To be done:
In the entries, find all lines that hold the word "color" and copy them.

* START Given data *

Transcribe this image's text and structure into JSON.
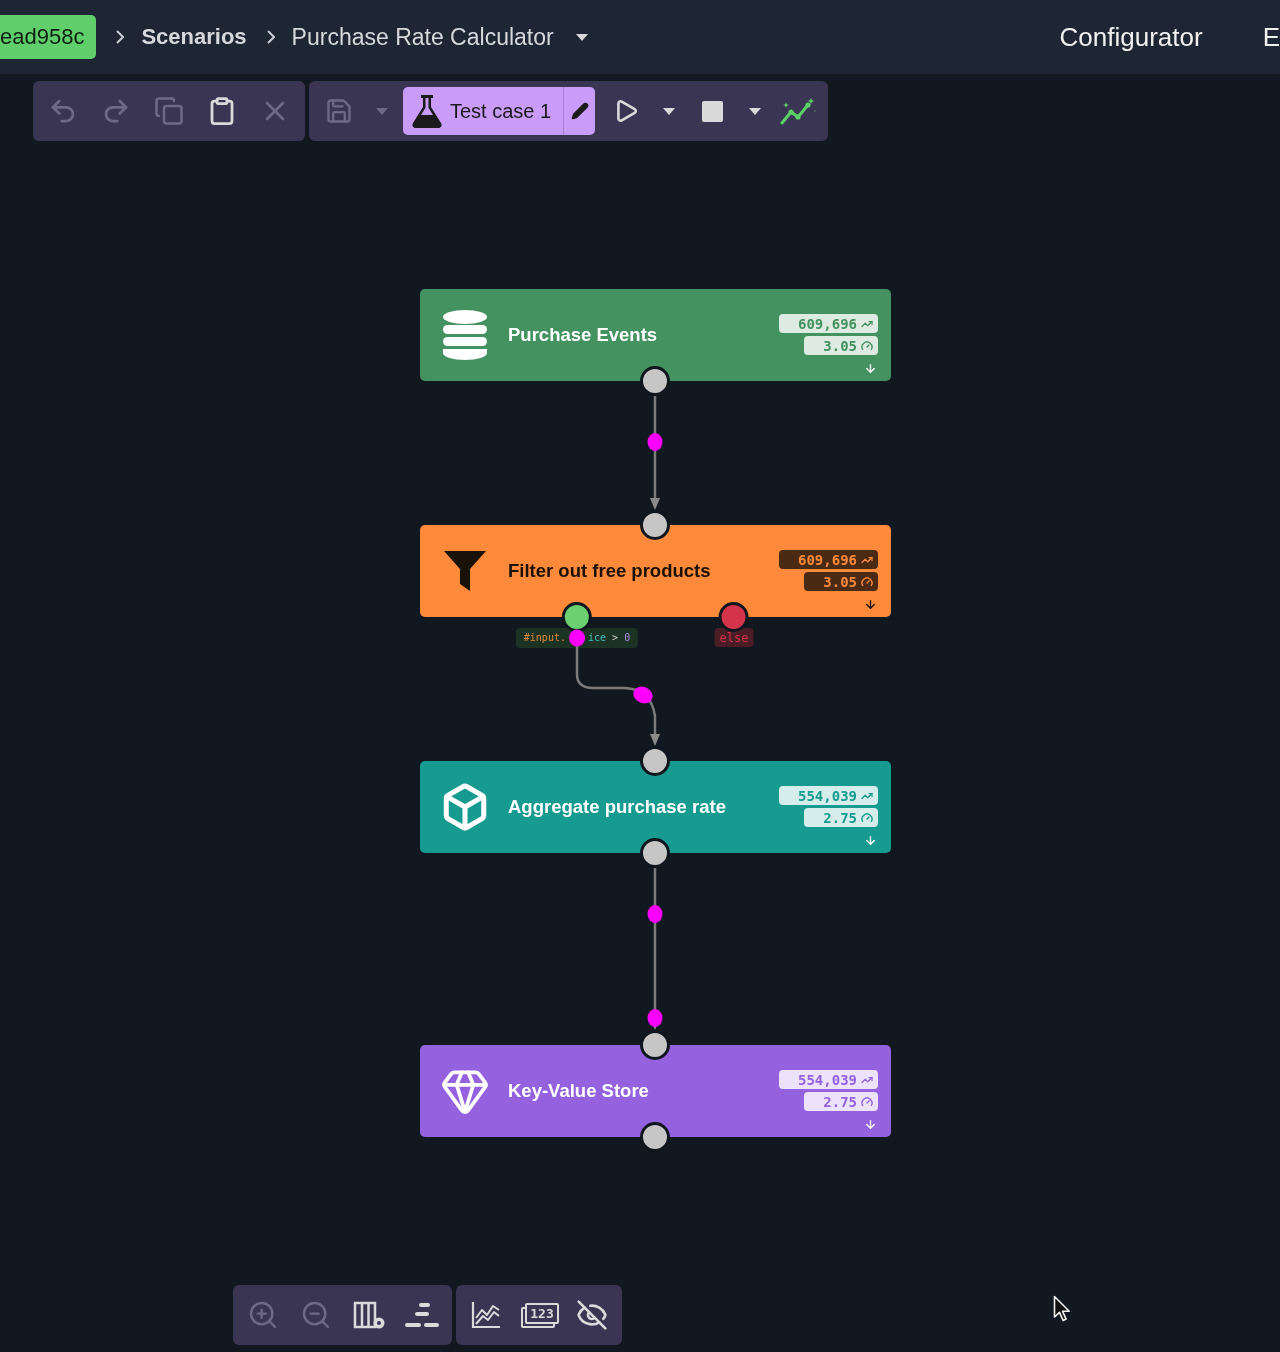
{
  "header": {
    "commit": "ead958c",
    "breadcrumbs": [
      {
        "label": "Scenarios",
        "current": false
      },
      {
        "label": "Purchase Rate Calculator",
        "current": true
      }
    ],
    "nav": [
      "Configurator",
      "E"
    ]
  },
  "toolbar": [
    {
      "items": [
        {
          "kind": "undo",
          "disabled": true
        },
        {
          "kind": "redo",
          "disabled": true
        },
        {
          "kind": "copy",
          "disabled": true
        },
        {
          "kind": "paste",
          "disabled": false
        },
        {
          "kind": "delete",
          "disabled": true
        }
      ]
    },
    {
      "items": [
        {
          "kind": "save",
          "disabled": true
        },
        {
          "kind": "dropdown",
          "disabled": true
        },
        {
          "kind": "test_case",
          "label": "Test case 1",
          "disabled": false
        },
        {
          "kind": "run",
          "disabled": false
        },
        {
          "kind": "dropdown",
          "disabled": false
        },
        {
          "kind": "stop",
          "disabled": false
        },
        {
          "kind": "dropdown",
          "disabled": false
        },
        {
          "kind": "metrics",
          "disabled": false
        }
      ]
    }
  ],
  "nodes": [
    {
      "title": "Purchase Events",
      "kind": "source",
      "color": "#44925f",
      "dark_text": false,
      "count": "609,696",
      "rate": "3.05"
    },
    {
      "title": "Filter out free products",
      "kind": "filter",
      "color": "#fd8a3b",
      "dark_text": true,
      "count": "609,696",
      "rate": "3.05",
      "branches": [
        {
          "kind": "condition",
          "color": "#6cd070",
          "tokens": [
            {
              "text": "#input.",
              "kind": "variable"
            },
            {
              "text": "ice",
              "kind": "property"
            },
            {
              "text": ">",
              "kind": "operator"
            },
            {
              "text": "0",
              "kind": "number"
            }
          ]
        },
        {
          "kind": "else",
          "color": "#d3334b",
          "label": "else"
        }
      ]
    },
    {
      "title": "Aggregate purchase rate",
      "kind": "aggregate",
      "color": "#179a8f",
      "dark_text": false,
      "count": "554,039",
      "rate": "2.75"
    },
    {
      "title": "Key-Value Store",
      "kind": "sink",
      "color": "#9462df",
      "dark_text": false,
      "count": "554,039",
      "rate": "2.75"
    }
  ],
  "view_controls": [
    {
      "items": [
        {
          "kind": "zoom_in",
          "disabled": true
        },
        {
          "kind": "zoom_out",
          "disabled": true
        },
        {
          "kind": "columns",
          "disabled": false
        },
        {
          "kind": "layout",
          "disabled": false
        }
      ]
    },
    {
      "items": [
        {
          "kind": "chart",
          "disabled": false
        },
        {
          "kind": "counts",
          "label": "123",
          "disabled": false
        },
        {
          "kind": "visibility",
          "disabled": false
        }
      ]
    }
  ]
}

* END Given data *

Solved problem:
      "color": "#44925f",
      "color": "#fd8a3b",
          "color": "#6cd070",
          "color": "#d3334b",
      "color": "#179a8f",
      "color": "#9462df",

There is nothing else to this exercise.